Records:
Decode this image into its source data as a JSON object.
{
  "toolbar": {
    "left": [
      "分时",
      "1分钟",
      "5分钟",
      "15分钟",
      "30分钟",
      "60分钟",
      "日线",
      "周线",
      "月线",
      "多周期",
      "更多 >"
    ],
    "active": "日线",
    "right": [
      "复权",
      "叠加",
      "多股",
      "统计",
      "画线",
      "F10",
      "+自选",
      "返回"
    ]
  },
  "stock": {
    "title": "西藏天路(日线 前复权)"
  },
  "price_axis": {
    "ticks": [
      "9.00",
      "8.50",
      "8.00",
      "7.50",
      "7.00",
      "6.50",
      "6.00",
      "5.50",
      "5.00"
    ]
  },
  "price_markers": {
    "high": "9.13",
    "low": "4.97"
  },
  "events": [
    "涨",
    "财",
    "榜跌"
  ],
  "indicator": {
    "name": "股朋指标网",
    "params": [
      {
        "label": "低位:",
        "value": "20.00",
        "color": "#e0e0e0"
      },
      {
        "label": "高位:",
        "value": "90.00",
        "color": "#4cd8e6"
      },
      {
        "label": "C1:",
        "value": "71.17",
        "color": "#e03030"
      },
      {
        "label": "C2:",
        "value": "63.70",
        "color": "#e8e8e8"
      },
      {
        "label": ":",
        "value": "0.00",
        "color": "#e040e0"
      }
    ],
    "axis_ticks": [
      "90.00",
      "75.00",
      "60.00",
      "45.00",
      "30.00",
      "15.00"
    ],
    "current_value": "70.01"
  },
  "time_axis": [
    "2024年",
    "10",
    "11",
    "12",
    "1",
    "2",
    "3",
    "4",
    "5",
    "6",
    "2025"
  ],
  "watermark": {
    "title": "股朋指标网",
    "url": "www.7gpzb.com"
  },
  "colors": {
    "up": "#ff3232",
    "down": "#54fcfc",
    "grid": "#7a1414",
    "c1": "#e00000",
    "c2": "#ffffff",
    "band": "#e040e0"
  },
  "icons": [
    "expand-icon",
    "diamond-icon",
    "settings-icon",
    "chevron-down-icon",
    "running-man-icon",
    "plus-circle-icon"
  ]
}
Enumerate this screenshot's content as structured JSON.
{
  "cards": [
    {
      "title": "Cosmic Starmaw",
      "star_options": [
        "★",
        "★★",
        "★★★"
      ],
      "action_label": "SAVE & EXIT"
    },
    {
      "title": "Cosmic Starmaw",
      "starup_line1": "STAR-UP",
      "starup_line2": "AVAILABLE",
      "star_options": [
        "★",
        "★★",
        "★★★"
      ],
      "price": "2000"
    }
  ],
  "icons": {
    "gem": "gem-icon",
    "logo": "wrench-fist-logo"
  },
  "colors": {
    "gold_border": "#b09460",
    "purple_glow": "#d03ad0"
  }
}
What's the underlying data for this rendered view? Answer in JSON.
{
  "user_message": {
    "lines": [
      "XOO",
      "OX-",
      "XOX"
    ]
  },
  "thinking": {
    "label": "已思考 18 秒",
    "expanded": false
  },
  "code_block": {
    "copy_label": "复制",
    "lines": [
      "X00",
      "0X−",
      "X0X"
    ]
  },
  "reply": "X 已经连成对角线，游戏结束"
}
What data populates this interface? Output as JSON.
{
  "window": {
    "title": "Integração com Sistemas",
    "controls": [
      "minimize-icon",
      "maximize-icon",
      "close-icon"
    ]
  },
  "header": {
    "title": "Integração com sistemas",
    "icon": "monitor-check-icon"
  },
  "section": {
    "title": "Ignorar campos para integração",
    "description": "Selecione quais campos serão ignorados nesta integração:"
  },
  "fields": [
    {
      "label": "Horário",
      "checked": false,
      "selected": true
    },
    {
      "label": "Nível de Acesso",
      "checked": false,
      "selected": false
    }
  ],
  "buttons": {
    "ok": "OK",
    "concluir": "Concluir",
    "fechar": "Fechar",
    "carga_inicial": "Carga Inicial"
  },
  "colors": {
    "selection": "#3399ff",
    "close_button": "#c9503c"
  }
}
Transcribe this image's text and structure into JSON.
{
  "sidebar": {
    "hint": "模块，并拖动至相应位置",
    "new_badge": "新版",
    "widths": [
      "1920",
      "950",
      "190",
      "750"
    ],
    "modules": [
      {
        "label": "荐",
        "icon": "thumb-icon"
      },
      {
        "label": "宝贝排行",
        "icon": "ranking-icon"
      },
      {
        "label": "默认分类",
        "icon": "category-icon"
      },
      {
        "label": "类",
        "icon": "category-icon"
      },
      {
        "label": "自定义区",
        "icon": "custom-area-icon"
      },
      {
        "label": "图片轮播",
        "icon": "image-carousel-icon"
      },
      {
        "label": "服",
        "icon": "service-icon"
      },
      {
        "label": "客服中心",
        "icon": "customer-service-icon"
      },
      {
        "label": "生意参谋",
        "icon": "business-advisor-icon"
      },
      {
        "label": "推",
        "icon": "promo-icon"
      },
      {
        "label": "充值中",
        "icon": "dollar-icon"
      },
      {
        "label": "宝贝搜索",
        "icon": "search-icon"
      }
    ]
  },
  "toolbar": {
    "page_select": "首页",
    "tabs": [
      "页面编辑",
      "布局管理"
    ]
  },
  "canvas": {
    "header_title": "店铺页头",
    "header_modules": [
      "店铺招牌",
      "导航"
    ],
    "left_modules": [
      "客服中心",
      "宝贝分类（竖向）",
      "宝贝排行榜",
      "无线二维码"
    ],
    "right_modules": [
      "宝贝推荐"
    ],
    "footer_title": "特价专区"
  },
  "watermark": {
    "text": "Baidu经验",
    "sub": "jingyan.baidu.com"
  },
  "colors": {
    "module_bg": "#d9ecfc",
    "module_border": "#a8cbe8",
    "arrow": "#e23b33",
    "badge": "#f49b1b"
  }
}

(WHAT IS NEEDED) Retype the whole listing above exactly.

(ANSWER)
Decode this image into its source data as a JSON object.
{
  "toolbar": {
    "left": [
      "分时",
      "1分钟",
      "5分钟",
      "15分钟",
      "30分钟",
      "60分钟",
      "日线",
      "周线",
      "月线",
      "多周期",
      "更多 >"
    ],
    "active": "日线",
    "right": [
      "复权",
      "叠加",
      "多股",
      "统计",
      "画线",
      "F10",
      "+自选",
      "返回"
    ]
  },
  "stock": {
    "title": "西藏天路(日线 前复权)"
  },
  "price_axis": {
    "ticks": [
      "9.00",
      "8.50",
      "8.00",
      "7.50",
      "7.00",
      "6.50",
      "6.00",
      "5.50",
      "5.00"
    ]
  },
  "price_markers": {
    "high": "9.13",
    "low": "4.97"
  },
  "events": [
    "涨",
    "财",
    "榜跌"
  ],
  "indicator": {
    "name": "股朋指标网",
    "params": [
      {
        "label": "低位:",
        "value": "20.00",
        "color": "#e0e0e0"
      },
      {
        "label": "高位:",
        "value": "90.00",
        "color": "#4cd8e6"
      },
      {
        "label": "C1:",
        "value": "71.17",
        "color": "#e03030"
      },
      {
        "label": "C2:",
        "value": "63.70",
        "color": "#e8e8e8"
      },
      {
        "label": ":",
        "value": "0.00",
        "color": "#e040e0"
      }
    ],
    "axis_ticks": [
      "90.00",
      "75.00",
      "60.00",
      "45.00",
      "30.00",
      "15.00"
    ],
    "current_value": "70.01"
  },
  "time_axis": [
    "2024年",
    "10",
    "11",
    "12",
    "1",
    "2",
    "3",
    "4",
    "5",
    "6",
    "2025"
  ],
  "watermark": {
    "title": "股朋指标网",
    "url": "www.7gpzb.com"
  },
  "colors": {
    "up": "#ff3232",
    "down": "#54fcfc",
    "grid": "#7a1414",
    "c1": "#e00000",
    "c2": "#ffffff",
    "band": "#e040e0"
  },
  "icons": [
    "expand-icon",
    "diamond-icon",
    "settings-icon",
    "chevron-down-icon",
    "running-man-icon",
    "plus-circle-icon"
  ]
}
Enumerate this screenshot's content as structured JSON.
{
  "cards": [
    {
      "title": "Cosmic Starmaw",
      "star_options": [
        "★",
        "★★",
        "★★★"
      ],
      "action_label": "SAVE & EXIT"
    },
    {
      "title": "Cosmic Starmaw",
      "starup_line1": "STAR-UP",
      "starup_line2": "AVAILABLE",
      "star_options": [
        "★",
        "★★",
        "★★★"
      ],
      "price": "2000"
    }
  ],
  "icons": {
    "gem": "gem-icon",
    "logo": "wrench-fist-logo"
  },
  "colors": {
    "gold_border": "#b09460",
    "purple_glow": "#d03ad0"
  }
}
What's the underlying data for this rendered view? Answer in JSON.
{
  "user_message": {
    "lines": [
      "XOO",
      "OX-",
      "XOX"
    ]
  },
  "thinking": {
    "label": "已思考 18 秒",
    "expanded": false
  },
  "code_block": {
    "copy_label": "复制",
    "lines": [
      "X00",
      "0X−",
      "X0X"
    ]
  },
  "reply": "X 已经连成对角线，游戏结束"
}
What data populates this interface? Output as JSON.
{
  "window": {
    "title": "Integração com Sistemas",
    "controls": [
      "minimize-icon",
      "maximize-icon",
      "close-icon"
    ]
  },
  "header": {
    "title": "Integração com sistemas",
    "icon": "monitor-check-icon"
  },
  "section": {
    "title": "Ignorar campos para integração",
    "description": "Selecione quais campos serão ignorados nesta integração:"
  },
  "fields": [
    {
      "label": "Horário",
      "checked": false,
      "selected": true
    },
    {
      "label": "Nível de Acesso",
      "checked": false,
      "selected": false
    }
  ],
  "buttons": {
    "ok": "OK",
    "concluir": "Concluir",
    "fechar": "Fechar",
    "carga_inicial": "Carga Inicial"
  },
  "colors": {
    "selection": "#3399ff",
    "close_button": "#c9503c"
  }
}
Transcribe this image's text and structure into JSON.
{
  "sidebar": {
    "hint": "模块，并拖动至相应位置",
    "new_badge": "新版",
    "widths": [
      "1920",
      "950",
      "190",
      "750"
    ],
    "modules": [
      {
        "label": "荐",
        "icon": "thumb-icon"
      },
      {
        "label": "宝贝排行",
        "icon": "ranking-icon"
      },
      {
        "label": "默认分类",
        "icon": "category-icon"
      },
      {
        "label": "类",
        "icon": "category-icon"
      },
      {
        "label": "自定义区",
        "icon": "custom-area-icon"
      },
      {
        "label": "图片轮播",
        "icon": "image-carousel-icon"
      },
      {
        "label": "服",
        "icon": "service-icon"
      },
      {
        "label": "客服中心",
        "icon": "customer-service-icon"
      },
      {
        "label": "生意参谋",
        "icon": "business-advisor-icon"
      },
      {
        "label": "推",
        "icon": "promo-icon"
      },
      {
        "label": "充值中",
        "icon": "dollar-icon"
      },
      {
        "label": "宝贝搜索",
        "icon": "search-icon"
      }
    ]
  },
  "toolbar": {
    "page_select": "首页",
    "tabs": [
      "页面编辑",
      "布局管理"
    ]
  },
  "canvas": {
    "header_title": "店铺页头",
    "header_modules": [
      "店铺招牌",
      "导航"
    ],
    "left_modules": [
      "客服中心",
      "宝贝分类（竖向）",
      "宝贝排行榜",
      "无线二维码"
    ],
    "right_modules": [
      "宝贝推荐"
    ],
    "footer_title": "特价专区"
  },
  "watermark": {
    "text": "Baidu经验",
    "sub": "jingyan.baidu.com"
  },
  "colors": {
    "module_bg": "#d9ecfc",
    "module_border": "#a8cbe8",
    "arrow": "#e23b33",
    "badge": "#f49b1b"
  }
}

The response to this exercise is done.